> Aim 1
Answer the following from the court judgment excerpt on discovery, one line each:
(a) Which three people does the excerpt refer to collectively as the respondents?
(b) Under which rule will the court not order discovery unless satisfied the order is necessary at the time it is made?
(c) Which practice note did the primary Judge also refer to?
> Aim 2
Continue the court judgment excerpt on discovery from the point where it ends.

> Source excerpt
....

8 In the course of the interlocutory stages of the proceedings before the primary Judge, the question arose whether the respondents (by which term we refer to Messrs Parkin, Sagar and Faisal collectively) were entitled to discovery. His Honour ordered that the parties make submissions on the question, and they did so. It is not clear whether the discovery issue was dealt with according to a specific provision of O 15 of the Federal Court Rules. Counsel for the respondents told us on appeal that his clients had sought orders for discovery. As events transpired, the primary Judge made such an order. That order might have been made under O 15 r 5; or, because of its specific terms, it might have been made under O 15 r 8. For present purposes, nothing turns on these distinctions.

9 The primary Judge noted that discovery was discretionary, and that, pursuant to O 15 r 15, the court would not make an order for discovery "unless satisfied that the order is necessary at the time when the order is made". His Honour adverted also to Practice Note 14.

10 The primary Judge then turned to the two main categories of objection which the appellant raised to the making of discovery orders. The first objection was, in the words of his Honour,

... that the ASIO Act does not intend that a person in the position of the applicants should have access to his or her security assessment and that for the Court to order discovery of the security assessment would be to circumvent this intention.

....

> Supplied material
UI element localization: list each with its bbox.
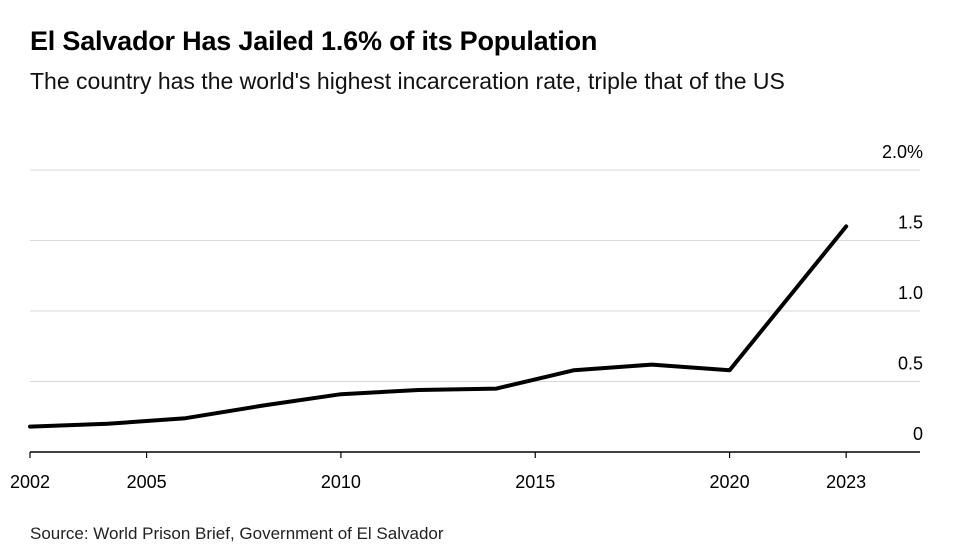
x-tick-label: 2010 <box>321 472 361 492</box>
y-tick-label: 1.5 <box>898 213 923 233</box>
x-tick-label: 2023 <box>826 472 866 492</box>
chart-subtitle: The country has the world's highest inca… <box>30 68 785 94</box>
series-line <box>28 224 849 429</box>
chart-title: El Salvador Has Jailed 1.6% of its Popul… <box>30 26 598 56</box>
x-tick-label: 2002 <box>10 472 50 492</box>
y-tick-label: 0.5 <box>898 354 923 374</box>
y-tick-label: 0 <box>913 424 923 444</box>
x-tick-label: 2020 <box>710 472 750 492</box>
source-note: Source: World Prison Brief, Government o… <box>30 524 444 543</box>
x-tick-label: 2015 <box>515 472 555 492</box>
x-tick-label: 2005 <box>127 472 167 492</box>
y-tick-label: 2.0% <box>882 142 923 162</box>
y-tick-label: 1.0 <box>898 283 923 303</box>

....

> Exercise output 1
(a) Messrs Parkin, Sagar and Faisal.
(b) O 15 r 15.
(c) Practice Note 14.

> Exercise output 2
His Honour considered the provisions of Div 2 of Pt IV of the ASIO Act, to which provisions we shall refer further below. His Honour’s conclusion was:

Division 2 of Part IV of the ASIO Act is only concerned with the provision of a security assessment to the subject of the assessment. In addition, nothing within that Division or elsewhere in the Act prohibits the provision of an assessment to its subject. Even where the Attorney-General certifies that withholding a security assessment is essential to the security of the nation, sub-s 38(4) merely provides that this "does not require a notice to be given in relation to a security assessment". And if the Attorney-General certifies that disclosing the statement of grounds would be prejudicial to the interests of security, sub-s 38(5) provides that the assessment must still be provided, but without the certified material. It may be true to say that there is a legislative intention not to provide the non-citizen subject of an adverse security assessment with a copy of that assessment, but it goes too far to imply into the ASIO Act an intention not to allow discovery of such a document if the justice of the case otherwise requires it. Two points need to be made in this regard. First, discovery is not the same thing as production. It may be that a litigant is entitled to know what documents exist that are relevant to a dispute, even if he or she cannot compel production of those documents. Secondly, production may not be to the litigant himself or herself. A court may place confidentiality orders on the production of the discovered material, which may exclude the litigant from access to them. On these matters, the ASIO Act is silent.

The primary Judge therefore rejected the submission that discovery could circumvent the ASIO Act "and therefore constitute an abuse of process".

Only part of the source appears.